What the task asks.
In the passage on farming in the Black Sea Region, which deep-rooted crop does Mike single out as the one farmers are turning to in place of drought-susceptible crops?

Selected passage.
begin

There have been significant moves to adopt minimum tillage methods in recent years. However, Mike has observed plenty of bad agricultural practices with “fields turned to dust." He explains: "Soil erosion and soil loss – until it’s pointed out to you, you don’t necessarily see it.” And it's a similar story for irrigation. “There’s plenty of cases where it has gone wrong. We can be looking at the same picture but we don’t necessarily see the same thing."
Climate change is reshaping the region as he explains: “We assume it will get hotter and drier in the Black Sea Region, particularly the Southern parts. In Moldova where we have farmed in the last four to five years we have had drought for three years with literally no rain.” He adds: "Statistically you’d have to look at weather data, but it appears we are seeing more volatile weather conditions which is obviously going to affect crop production.”
Farmers are responding by shifting to more resilient crops as Mike explains: "We are also seeing a shift away from crops that are more susceptible to drought conditions in favour of deep rooted crops—sunflowers in particular. You literally can’t kill them, growing in any form of weather conditions.”
Despite this Mike says, "There's a lack of understanding of the connection between water and yield." Irrigation remains a challenge—especially in Ukraine. He reveals: “Post the Soviet Union, everything that could be stolen was stolen. So anything above ground, all the metal work, all the pipes and irrigators were stolen and pumps—people stole them and sold them for cash. It was desperate times—it’s what people had to do to survive.”

end

Data supplied.

begin

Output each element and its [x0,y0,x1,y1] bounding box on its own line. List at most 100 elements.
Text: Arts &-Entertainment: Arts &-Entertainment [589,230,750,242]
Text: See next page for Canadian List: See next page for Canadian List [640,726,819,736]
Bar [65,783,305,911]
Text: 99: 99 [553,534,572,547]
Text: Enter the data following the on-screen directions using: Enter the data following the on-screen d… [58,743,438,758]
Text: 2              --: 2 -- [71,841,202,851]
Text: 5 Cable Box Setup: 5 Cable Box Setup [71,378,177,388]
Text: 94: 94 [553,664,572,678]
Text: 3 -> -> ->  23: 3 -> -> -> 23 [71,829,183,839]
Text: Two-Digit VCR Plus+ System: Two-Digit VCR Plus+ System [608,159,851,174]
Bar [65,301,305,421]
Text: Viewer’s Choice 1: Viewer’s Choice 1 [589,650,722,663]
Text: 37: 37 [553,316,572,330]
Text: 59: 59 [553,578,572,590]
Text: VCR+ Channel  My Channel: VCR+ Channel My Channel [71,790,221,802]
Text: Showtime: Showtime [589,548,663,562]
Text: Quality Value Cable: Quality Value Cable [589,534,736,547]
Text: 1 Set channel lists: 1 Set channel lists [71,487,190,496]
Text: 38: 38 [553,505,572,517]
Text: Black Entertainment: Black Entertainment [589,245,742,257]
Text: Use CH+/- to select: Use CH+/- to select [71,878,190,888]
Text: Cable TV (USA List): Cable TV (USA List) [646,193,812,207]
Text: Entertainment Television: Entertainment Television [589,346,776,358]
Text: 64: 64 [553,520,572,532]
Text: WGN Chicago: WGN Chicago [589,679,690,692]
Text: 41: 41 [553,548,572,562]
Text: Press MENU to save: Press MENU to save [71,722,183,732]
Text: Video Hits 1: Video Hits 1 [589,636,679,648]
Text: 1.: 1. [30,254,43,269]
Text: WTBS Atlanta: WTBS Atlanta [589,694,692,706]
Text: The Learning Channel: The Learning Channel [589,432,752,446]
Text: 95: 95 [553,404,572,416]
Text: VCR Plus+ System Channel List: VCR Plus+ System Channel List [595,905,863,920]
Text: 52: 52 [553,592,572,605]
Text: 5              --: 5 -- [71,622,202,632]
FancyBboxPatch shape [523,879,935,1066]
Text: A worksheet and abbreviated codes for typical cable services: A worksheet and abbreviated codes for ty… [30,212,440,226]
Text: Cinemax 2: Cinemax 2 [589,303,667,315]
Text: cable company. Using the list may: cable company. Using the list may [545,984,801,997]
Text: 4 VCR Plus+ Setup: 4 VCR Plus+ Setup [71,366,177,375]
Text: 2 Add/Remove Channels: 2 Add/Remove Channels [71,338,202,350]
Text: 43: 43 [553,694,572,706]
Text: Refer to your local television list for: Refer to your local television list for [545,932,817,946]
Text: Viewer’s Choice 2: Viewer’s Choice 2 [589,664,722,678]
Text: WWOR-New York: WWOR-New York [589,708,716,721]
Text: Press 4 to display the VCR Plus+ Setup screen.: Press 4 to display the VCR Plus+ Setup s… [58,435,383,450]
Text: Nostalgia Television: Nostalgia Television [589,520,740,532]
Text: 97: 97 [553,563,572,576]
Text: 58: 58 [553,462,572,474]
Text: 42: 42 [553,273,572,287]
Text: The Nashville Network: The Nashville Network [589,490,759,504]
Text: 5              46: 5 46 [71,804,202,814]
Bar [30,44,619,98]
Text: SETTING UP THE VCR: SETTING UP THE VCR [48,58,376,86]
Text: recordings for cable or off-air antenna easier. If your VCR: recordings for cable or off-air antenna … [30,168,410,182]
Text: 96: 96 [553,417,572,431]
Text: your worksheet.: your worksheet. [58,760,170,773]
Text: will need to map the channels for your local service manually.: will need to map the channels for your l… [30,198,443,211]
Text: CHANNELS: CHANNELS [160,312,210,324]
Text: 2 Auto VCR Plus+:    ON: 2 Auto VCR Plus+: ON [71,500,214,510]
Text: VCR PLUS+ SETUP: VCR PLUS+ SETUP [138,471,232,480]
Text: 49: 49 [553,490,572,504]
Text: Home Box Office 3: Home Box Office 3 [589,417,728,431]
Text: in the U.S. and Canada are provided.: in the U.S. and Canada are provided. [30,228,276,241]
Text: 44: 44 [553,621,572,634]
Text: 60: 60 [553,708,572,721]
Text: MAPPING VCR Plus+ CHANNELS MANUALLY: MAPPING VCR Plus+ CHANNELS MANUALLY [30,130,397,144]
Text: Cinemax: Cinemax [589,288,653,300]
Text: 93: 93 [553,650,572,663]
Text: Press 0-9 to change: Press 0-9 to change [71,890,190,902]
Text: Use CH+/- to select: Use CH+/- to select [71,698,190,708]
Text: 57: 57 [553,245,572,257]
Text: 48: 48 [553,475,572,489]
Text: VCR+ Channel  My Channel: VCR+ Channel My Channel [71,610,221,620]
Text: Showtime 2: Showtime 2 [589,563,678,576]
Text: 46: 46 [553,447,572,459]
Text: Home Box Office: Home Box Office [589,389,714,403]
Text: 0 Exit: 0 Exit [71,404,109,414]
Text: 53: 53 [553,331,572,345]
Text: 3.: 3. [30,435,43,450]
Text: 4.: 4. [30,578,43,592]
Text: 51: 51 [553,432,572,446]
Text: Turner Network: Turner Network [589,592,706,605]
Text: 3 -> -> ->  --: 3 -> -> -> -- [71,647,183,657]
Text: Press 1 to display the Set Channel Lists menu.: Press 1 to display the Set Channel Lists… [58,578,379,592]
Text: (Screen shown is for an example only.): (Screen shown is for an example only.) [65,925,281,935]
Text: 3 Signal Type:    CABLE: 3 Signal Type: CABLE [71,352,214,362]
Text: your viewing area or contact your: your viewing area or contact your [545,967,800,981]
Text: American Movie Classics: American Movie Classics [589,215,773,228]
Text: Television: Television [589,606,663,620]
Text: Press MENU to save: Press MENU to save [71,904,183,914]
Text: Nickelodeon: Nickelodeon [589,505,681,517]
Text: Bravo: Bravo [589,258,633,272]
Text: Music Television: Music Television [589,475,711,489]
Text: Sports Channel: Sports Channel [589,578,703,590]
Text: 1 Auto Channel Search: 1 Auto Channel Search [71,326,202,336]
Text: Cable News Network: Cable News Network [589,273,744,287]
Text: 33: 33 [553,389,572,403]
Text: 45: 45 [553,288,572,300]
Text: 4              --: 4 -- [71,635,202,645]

end

Result for this exercise.
Sunflowers.